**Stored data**
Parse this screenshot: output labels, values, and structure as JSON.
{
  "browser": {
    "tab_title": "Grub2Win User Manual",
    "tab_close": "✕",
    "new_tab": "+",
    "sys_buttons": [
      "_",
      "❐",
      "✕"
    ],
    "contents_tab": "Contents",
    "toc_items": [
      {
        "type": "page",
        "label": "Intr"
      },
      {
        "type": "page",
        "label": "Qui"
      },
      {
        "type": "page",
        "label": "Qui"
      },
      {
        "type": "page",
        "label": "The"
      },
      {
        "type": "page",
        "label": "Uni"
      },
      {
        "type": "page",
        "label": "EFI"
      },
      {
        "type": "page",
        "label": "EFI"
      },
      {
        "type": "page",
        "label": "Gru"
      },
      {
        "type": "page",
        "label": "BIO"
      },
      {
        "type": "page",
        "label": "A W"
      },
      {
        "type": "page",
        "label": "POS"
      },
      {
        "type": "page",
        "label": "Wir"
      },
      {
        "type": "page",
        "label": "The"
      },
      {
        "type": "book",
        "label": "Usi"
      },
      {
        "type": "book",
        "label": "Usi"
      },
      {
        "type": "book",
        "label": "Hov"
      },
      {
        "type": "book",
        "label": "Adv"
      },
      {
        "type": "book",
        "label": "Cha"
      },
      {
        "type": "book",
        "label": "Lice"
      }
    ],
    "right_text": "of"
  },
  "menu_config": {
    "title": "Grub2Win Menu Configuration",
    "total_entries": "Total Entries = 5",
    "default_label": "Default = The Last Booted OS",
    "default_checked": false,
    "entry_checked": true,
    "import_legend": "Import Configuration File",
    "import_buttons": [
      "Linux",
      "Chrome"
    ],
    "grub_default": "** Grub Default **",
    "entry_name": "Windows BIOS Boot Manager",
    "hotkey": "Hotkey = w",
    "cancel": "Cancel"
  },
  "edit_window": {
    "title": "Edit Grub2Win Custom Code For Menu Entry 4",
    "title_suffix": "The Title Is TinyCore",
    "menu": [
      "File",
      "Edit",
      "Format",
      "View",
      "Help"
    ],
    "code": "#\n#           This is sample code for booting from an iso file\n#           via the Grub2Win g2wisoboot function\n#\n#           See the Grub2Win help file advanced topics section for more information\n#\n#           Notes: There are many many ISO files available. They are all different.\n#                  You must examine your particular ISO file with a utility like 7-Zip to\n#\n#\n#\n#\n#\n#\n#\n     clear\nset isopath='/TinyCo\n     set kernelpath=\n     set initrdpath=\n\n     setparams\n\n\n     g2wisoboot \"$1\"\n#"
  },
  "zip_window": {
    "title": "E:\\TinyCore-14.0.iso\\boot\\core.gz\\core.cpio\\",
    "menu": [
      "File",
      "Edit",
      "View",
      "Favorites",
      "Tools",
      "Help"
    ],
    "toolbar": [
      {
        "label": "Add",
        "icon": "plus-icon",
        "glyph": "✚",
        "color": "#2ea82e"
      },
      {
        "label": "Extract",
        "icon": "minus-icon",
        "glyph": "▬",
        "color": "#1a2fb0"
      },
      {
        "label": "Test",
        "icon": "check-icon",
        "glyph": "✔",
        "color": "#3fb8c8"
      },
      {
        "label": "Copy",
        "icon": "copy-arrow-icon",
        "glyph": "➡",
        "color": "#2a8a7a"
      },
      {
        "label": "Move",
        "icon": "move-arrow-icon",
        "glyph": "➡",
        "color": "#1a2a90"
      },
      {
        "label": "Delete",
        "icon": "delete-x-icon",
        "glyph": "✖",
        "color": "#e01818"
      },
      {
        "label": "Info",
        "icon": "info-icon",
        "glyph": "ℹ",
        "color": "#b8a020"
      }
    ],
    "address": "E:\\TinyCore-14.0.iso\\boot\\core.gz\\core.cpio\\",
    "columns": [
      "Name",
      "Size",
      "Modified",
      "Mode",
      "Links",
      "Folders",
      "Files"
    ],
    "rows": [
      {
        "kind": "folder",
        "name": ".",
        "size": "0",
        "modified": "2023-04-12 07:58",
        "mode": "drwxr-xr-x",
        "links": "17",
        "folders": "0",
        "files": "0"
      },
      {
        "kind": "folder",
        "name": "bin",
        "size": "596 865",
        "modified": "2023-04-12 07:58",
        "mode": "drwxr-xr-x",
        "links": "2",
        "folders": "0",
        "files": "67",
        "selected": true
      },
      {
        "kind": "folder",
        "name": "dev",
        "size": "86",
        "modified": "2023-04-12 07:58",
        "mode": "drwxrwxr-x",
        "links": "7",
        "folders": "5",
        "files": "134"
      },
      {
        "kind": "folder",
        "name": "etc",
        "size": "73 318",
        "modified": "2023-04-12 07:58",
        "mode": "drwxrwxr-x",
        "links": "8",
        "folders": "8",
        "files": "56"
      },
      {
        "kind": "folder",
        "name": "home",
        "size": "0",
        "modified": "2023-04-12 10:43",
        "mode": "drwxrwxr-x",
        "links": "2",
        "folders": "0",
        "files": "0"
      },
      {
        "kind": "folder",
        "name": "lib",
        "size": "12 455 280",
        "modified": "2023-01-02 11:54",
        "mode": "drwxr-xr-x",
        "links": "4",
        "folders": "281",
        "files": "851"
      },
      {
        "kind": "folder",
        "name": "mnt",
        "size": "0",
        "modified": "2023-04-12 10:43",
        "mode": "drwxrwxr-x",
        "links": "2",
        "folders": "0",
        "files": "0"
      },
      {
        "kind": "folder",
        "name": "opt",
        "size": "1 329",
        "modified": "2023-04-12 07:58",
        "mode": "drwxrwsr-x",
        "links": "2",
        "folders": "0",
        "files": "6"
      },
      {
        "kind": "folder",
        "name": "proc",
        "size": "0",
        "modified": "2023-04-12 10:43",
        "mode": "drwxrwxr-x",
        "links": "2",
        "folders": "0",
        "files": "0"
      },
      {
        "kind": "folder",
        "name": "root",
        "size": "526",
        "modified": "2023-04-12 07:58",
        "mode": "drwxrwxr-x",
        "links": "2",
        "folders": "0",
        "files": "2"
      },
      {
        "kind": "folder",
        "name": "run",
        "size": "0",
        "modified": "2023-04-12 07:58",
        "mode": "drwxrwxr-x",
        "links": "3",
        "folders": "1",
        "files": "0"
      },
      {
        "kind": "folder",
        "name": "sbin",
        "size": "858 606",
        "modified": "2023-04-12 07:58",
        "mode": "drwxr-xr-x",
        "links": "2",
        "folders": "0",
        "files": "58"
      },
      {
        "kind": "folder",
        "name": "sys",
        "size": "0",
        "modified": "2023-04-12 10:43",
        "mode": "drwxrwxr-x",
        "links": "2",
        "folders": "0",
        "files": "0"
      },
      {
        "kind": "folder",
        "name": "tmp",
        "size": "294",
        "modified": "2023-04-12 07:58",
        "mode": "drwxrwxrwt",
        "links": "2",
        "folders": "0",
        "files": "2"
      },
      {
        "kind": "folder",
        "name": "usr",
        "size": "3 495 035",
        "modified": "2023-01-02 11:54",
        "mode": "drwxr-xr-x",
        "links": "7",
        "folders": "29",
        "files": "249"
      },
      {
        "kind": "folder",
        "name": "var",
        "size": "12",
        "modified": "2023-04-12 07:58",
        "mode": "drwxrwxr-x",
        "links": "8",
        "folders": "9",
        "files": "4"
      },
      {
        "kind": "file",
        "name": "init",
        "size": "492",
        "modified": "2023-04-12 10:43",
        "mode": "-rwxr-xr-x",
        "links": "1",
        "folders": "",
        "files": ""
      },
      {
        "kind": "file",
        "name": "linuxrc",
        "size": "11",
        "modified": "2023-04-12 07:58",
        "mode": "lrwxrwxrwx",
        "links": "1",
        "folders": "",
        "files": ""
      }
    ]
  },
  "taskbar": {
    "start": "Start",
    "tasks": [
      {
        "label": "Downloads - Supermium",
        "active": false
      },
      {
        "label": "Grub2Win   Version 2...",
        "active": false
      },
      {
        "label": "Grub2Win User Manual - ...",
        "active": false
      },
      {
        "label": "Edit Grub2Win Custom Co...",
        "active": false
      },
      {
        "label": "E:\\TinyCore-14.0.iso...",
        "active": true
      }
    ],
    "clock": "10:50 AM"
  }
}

**Exercise aim**
Using the listing above, work out how many of its lines include "true", and give only the result.

**Final result**
3